WRITTEN EXERCISE
Each entry should be quoted word for word, including every mark of punctuation.

DATA TO PROCESS

━━━━━━━━━━━━━━━━

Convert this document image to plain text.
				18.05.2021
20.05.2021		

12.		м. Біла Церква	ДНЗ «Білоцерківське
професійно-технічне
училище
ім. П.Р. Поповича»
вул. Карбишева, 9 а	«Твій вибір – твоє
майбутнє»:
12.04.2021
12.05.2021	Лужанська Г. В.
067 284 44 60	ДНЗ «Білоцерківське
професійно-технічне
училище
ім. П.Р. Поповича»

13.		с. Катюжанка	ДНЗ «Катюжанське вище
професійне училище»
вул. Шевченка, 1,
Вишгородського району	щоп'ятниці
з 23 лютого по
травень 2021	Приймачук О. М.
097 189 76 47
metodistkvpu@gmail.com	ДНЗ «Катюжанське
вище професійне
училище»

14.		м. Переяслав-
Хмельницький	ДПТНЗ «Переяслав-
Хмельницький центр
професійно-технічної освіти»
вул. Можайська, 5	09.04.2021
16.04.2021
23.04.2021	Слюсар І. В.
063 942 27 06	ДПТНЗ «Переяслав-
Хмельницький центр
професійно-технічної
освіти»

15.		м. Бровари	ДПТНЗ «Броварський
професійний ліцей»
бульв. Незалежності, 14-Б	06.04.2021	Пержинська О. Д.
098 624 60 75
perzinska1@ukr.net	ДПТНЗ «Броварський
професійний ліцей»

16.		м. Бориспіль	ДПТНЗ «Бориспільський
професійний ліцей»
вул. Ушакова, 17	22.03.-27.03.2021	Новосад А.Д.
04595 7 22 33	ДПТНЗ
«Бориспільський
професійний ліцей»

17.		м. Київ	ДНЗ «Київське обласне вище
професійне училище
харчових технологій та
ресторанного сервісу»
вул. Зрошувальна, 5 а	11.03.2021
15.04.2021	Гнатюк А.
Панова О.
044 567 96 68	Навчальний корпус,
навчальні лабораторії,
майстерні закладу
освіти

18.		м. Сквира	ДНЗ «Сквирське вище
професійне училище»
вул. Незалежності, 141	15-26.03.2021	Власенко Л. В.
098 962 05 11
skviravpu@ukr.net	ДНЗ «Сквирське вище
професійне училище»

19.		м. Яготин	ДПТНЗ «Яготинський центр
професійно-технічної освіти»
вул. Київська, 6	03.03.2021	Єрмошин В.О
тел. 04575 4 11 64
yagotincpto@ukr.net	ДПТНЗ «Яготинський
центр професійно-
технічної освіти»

━━━━━━━━━━━━━━━━

EXPECTED OUTPUT
Convert this document image to plain text.
				18.05.2021
20.05.2021		

12.		м. Біла Церква	ДНЗ «Білоцерківське
професійно-технічне
училище
ім. П.Р. Поповича»
вул. Карбишева, 9 а	«Твій вибір – твоє
майбутнє»:
12.04.2021
12.05.2021	Лужанська Г. В.
067 284 44 60	ДНЗ «Білоцерківське
професійно-технічне
училище
ім. П.Р. Поповича»

13.		с. Катюжанка	ДНЗ «Катюжанське вище
професійне училище»
вул. Шевченка, 1,
Вишгородського району	щоп'ятниці
з 23 лютого по
травень 2021	Приймачук О. М.
097 189 76 47
metodistkvpu@gmail.com	ДНЗ «Катюжанське
вище професійне
училище»

14.		м. Переяслав-
Хмельницький	ДПТНЗ «Переяслав-
Хмельницький центр
професійно-технічної освіти»
вул. Можайська, 5	09.04.2021
16.04.2021
23.04.2021	Слюсар І. В.
063 942 27 06	ДПТНЗ «Переяслав-
Хмельницький центр
професійно-технічної
освіти»

15.		м. Бровари	ДПТНЗ «Броварський
професійний ліцей»
бульв. Незалежності, 14-Б	06.04.2021	Пержинська О. Д.
098 624 60 75
perzinska1@ukr.net	ДПТНЗ «Броварський
професійний ліцей»

16.		м. Бориспіль	ДПТНЗ «Бориспільський
професійний ліцей»
вул. Ушакова, 17	22.03.-27.03.2021	Новосад А.Д.
04595 7 22 33	ДПТНЗ
«Бориспільський
професійний ліцей»

17.		м. Київ	ДНЗ «Київське обласне вище
професійне училище
харчових технологій та
ресторанного сервісу»
вул. Зрошувальна, 5 а	11.03.2021
15.04.2021	Гнатюк А.
Панова О.
044 567 96 68	Навчальний корпус,
навчальні лабораторії,
майстерні закладу
освіти

18.		м. Сквира	ДНЗ «Сквирське вище
професійне училище»
вул. Незалежності, 141	15-26.03.2021	Власенко Л. В.
098 962 05 11
skviravpu@ukr.net	ДНЗ «Сквирське вище
професійне училище»

19.		м. Яготин	ДПТНЗ «Яготинський центр
професійно-технічної освіти»
вул. Київська, 6	03.03.2021	Єрмошин В.О
тел. 04575 4 11 64
yagotincpto@ukr.net	ДПТНЗ «Яготинський
центр професійно-
технічної освіти»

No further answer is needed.